* Directions for this task *
Every line below that mentions the word "name" should be copied out.

* Records provided *
☆ ☆ ☆ ☆
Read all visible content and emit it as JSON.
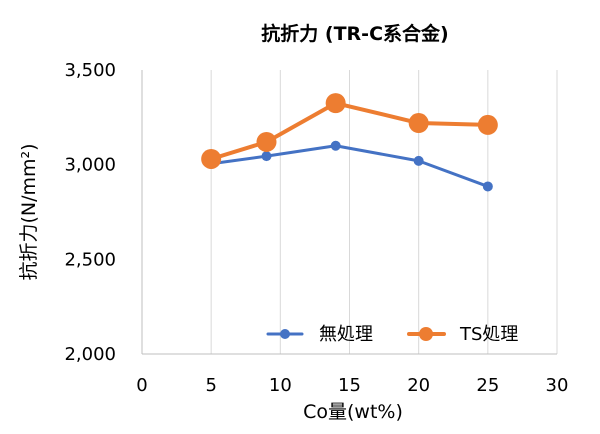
{
  "chart_data": {
    "type": "line",
    "title": "抗折力 (TR-C系合金)",
    "xlabel": "Co量(wt%)",
    "ylabel": "抗折力(N/mm²)",
    "xlim": [
      0,
      30
    ],
    "ylim": [
      2000,
      3500
    ],
    "x_ticks": [
      "0",
      "5",
      "10",
      "15",
      "20",
      "25",
      "30"
    ],
    "x_tick_values": [
      0,
      5,
      10,
      15,
      20,
      25,
      30
    ],
    "y_ticks": [
      "2,000",
      "2,500",
      "3,000",
      "3,500"
    ],
    "y_tick_values": [
      2000,
      2500,
      3000,
      3500
    ],
    "grid": "vertical",
    "legend_position": "bottom-right",
    "series": [
      {
        "name": "無処理",
        "color": "#4472C4",
        "x": [
          5,
          9,
          14,
          20,
          25
        ],
        "y": [
          3005,
          3045,
          3100,
          3020,
          2885
        ]
      },
      {
        "name": "TS処理",
        "color": "#ED7D31",
        "x": [
          5,
          9,
          14,
          20,
          25
        ],
        "y": [
          3030,
          3120,
          3325,
          3220,
          3210
        ]
      }
    ]
  }
}
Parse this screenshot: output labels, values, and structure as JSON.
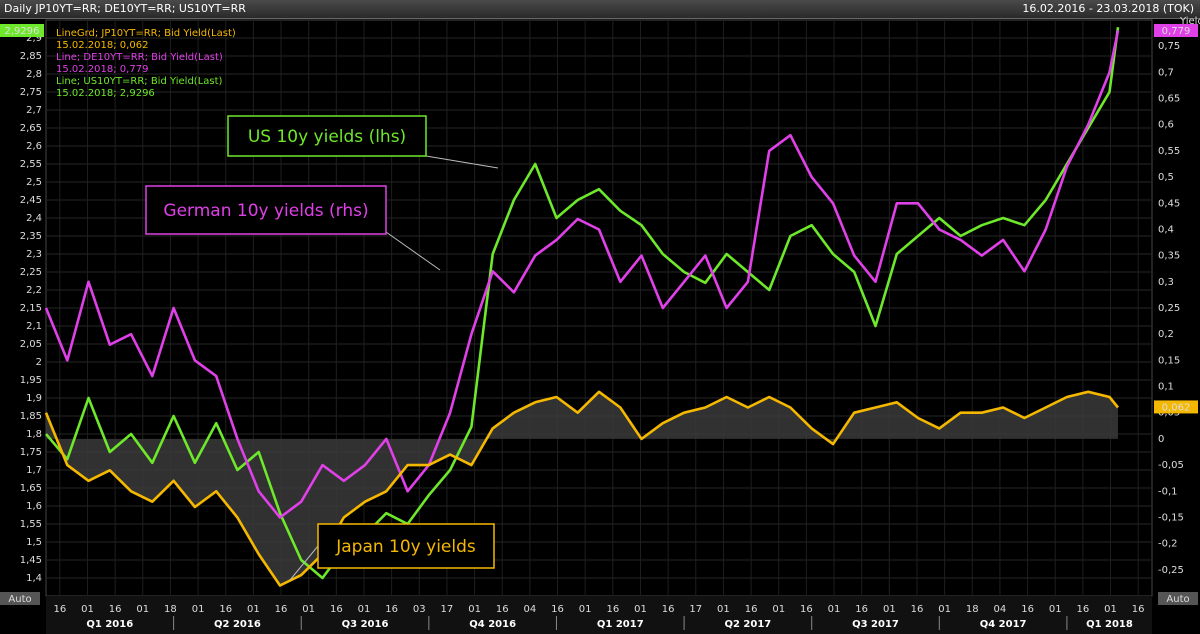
{
  "header": {
    "title": "Daily JP10YT=RR; DE10YT=RR; US10YT=RR",
    "date_range": "16.02.2016 - 23.03.2018 (TOK)"
  },
  "colors": {
    "jp": "#f5b800",
    "de": "#e040e8",
    "us": "#6ee82a",
    "bg": "#000000",
    "grid": "#2a2a2a"
  },
  "legend": [
    {
      "line1": "LineGrd; JP10YT=RR; Bid Yield(Last)",
      "line2": "15.02.2018; 0,062",
      "color": "#f5b800"
    },
    {
      "line1": "Line; DE10YT=RR; Bid Yield(Last)",
      "line2": "15.02.2018; 0,779",
      "color": "#e040e8"
    },
    {
      "line1": "Line; US10YT=RR; Bid Yield(Last)",
      "line2": "15.02.2018; 2,9296",
      "color": "#6ee82a"
    }
  ],
  "annotations": {
    "us": "US 10y yields (lhs)",
    "de": "German 10y yields (rhs)",
    "jp": "Japan 10y yields"
  },
  "badges": {
    "left": "2,9296",
    "right_de": "0,779",
    "right_jp": "0,062",
    "auto_left": "Auto",
    "auto_right": "Auto"
  },
  "y_right_title": "Yield",
  "chart_data": {
    "type": "line",
    "x_day_ticks": [
      "16",
      "01",
      "16",
      "01",
      "18",
      "01",
      "16",
      "01",
      "16",
      "01",
      "16",
      "01",
      "16",
      "03",
      "17",
      "01",
      "16",
      "04",
      "16",
      "01",
      "16",
      "01",
      "16",
      "17",
      "01",
      "16",
      "01",
      "16",
      "01",
      "16",
      "01",
      "16",
      "01",
      "18",
      "04",
      "16",
      "01",
      "16",
      "01",
      "16"
    ],
    "x_quarters": [
      "Q1 2016",
      "Q2 2016",
      "Q3 2016",
      "Q4 2016",
      "Q1 2017",
      "Q2 2017",
      "Q3 2017",
      "Q4 2017",
      "Q1 2018"
    ],
    "y_left_ticks": [
      "2,9",
      "2,85",
      "2,8",
      "2,75",
      "2,7",
      "2,65",
      "2,6",
      "2,55",
      "2,5",
      "2,45",
      "2,4",
      "2,35",
      "2,3",
      "2,25",
      "2,2",
      "2,15",
      "2,1",
      "2,05",
      "2",
      "1,95",
      "1,9",
      "1,85",
      "1,8",
      "1,75",
      "1,7",
      "1,65",
      "1,6",
      "1,55",
      "1,5",
      "1,45",
      "1,4"
    ],
    "y_right_ticks": [
      "0,75",
      "0,7",
      "0,65",
      "0,6",
      "0,55",
      "0,5",
      "0,45",
      "0,4",
      "0,35",
      "0,3",
      "0,25",
      "0,2",
      "0,15",
      "0,1",
      "0,05",
      "0",
      "-0,05",
      "-0,1",
      "-0,15",
      "-0,2",
      "-0,25"
    ],
    "y_left_range": [
      1.35,
      2.95
    ],
    "y_right_range": [
      -0.3,
      0.8
    ],
    "x_range_month": [
      0,
      26
    ],
    "series": [
      {
        "name": "US10YT=RR",
        "axis": "left",
        "color": "#6ee82a",
        "x": [
          0,
          0.5,
          1,
          1.5,
          2,
          2.5,
          3,
          3.5,
          4,
          4.5,
          5,
          5.5,
          6,
          6.5,
          7,
          7.5,
          8,
          8.5,
          9,
          9.5,
          10,
          10.5,
          11,
          11.5,
          12,
          12.5,
          13,
          13.5,
          14,
          14.5,
          15,
          15.5,
          16,
          16.5,
          17,
          17.5,
          18,
          18.5,
          19,
          19.5,
          20,
          20.5,
          21,
          21.5,
          22,
          22.5,
          23,
          23.5,
          24,
          24.5,
          25,
          25.2
        ],
        "y": [
          1.8,
          1.73,
          1.9,
          1.75,
          1.8,
          1.72,
          1.85,
          1.72,
          1.83,
          1.7,
          1.75,
          1.58,
          1.45,
          1.4,
          1.48,
          1.52,
          1.58,
          1.55,
          1.63,
          1.7,
          1.82,
          2.3,
          2.45,
          2.55,
          2.4,
          2.45,
          2.48,
          2.42,
          2.38,
          2.3,
          2.25,
          2.22,
          2.3,
          2.25,
          2.2,
          2.35,
          2.38,
          2.3,
          2.25,
          2.1,
          2.3,
          2.35,
          2.4,
          2.35,
          2.38,
          2.4,
          2.38,
          2.45,
          2.55,
          2.65,
          2.75,
          2.93
        ]
      },
      {
        "name": "DE10YT=RR",
        "axis": "right",
        "color": "#e040e8",
        "x": [
          0,
          0.5,
          1,
          1.5,
          2,
          2.5,
          3,
          3.5,
          4,
          4.5,
          5,
          5.5,
          6,
          6.5,
          7,
          7.5,
          8,
          8.5,
          9,
          9.5,
          10,
          10.5,
          11,
          11.5,
          12,
          12.5,
          13,
          13.5,
          14,
          14.5,
          15,
          15.5,
          16,
          16.5,
          17,
          17.5,
          18,
          18.5,
          19,
          19.5,
          20,
          20.5,
          21,
          21.5,
          22,
          22.5,
          23,
          23.5,
          24,
          24.5,
          25,
          25.2
        ],
        "y": [
          0.25,
          0.15,
          0.3,
          0.18,
          0.2,
          0.12,
          0.25,
          0.15,
          0.12,
          0.0,
          -0.1,
          -0.15,
          -0.12,
          -0.05,
          -0.08,
          -0.05,
          0.0,
          -0.1,
          -0.05,
          0.05,
          0.2,
          0.32,
          0.28,
          0.35,
          0.38,
          0.42,
          0.4,
          0.3,
          0.35,
          0.25,
          0.3,
          0.35,
          0.25,
          0.3,
          0.55,
          0.58,
          0.5,
          0.45,
          0.35,
          0.3,
          0.45,
          0.45,
          0.4,
          0.38,
          0.35,
          0.38,
          0.32,
          0.4,
          0.52,
          0.6,
          0.7,
          0.78
        ]
      },
      {
        "name": "JP10YT=RR",
        "axis": "right",
        "color": "#f5b800",
        "x": [
          0,
          0.5,
          1,
          1.5,
          2,
          2.5,
          3,
          3.5,
          4,
          4.5,
          5,
          5.5,
          6,
          6.5,
          7,
          7.5,
          8,
          8.5,
          9,
          9.5,
          10,
          10.5,
          11,
          11.5,
          12,
          12.5,
          13,
          13.5,
          14,
          14.5,
          15,
          15.5,
          16,
          16.5,
          17,
          17.5,
          18,
          18.5,
          19,
          19.5,
          20,
          20.5,
          21,
          21.5,
          22,
          22.5,
          23,
          23.5,
          24,
          24.5,
          25,
          25.2
        ],
        "y": [
          0.05,
          -0.05,
          -0.08,
          -0.06,
          -0.1,
          -0.12,
          -0.08,
          -0.13,
          -0.1,
          -0.15,
          -0.22,
          -0.28,
          -0.26,
          -0.22,
          -0.15,
          -0.12,
          -0.1,
          -0.05,
          -0.05,
          -0.03,
          -0.05,
          0.02,
          0.05,
          0.07,
          0.08,
          0.05,
          0.09,
          0.06,
          0.0,
          0.03,
          0.05,
          0.06,
          0.08,
          0.06,
          0.08,
          0.06,
          0.02,
          -0.01,
          0.05,
          0.06,
          0.07,
          0.04,
          0.02,
          0.05,
          0.05,
          0.06,
          0.04,
          0.06,
          0.08,
          0.09,
          0.08,
          0.06
        ]
      }
    ]
  }
}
☆ ☆ ☆ ☆
* Task result *
        "name": "無処理",
        "name": "TS処理",
        "name": "US10YT=RR",
        "name": "DE10YT=RR",
        "name": "JP10YT=RR",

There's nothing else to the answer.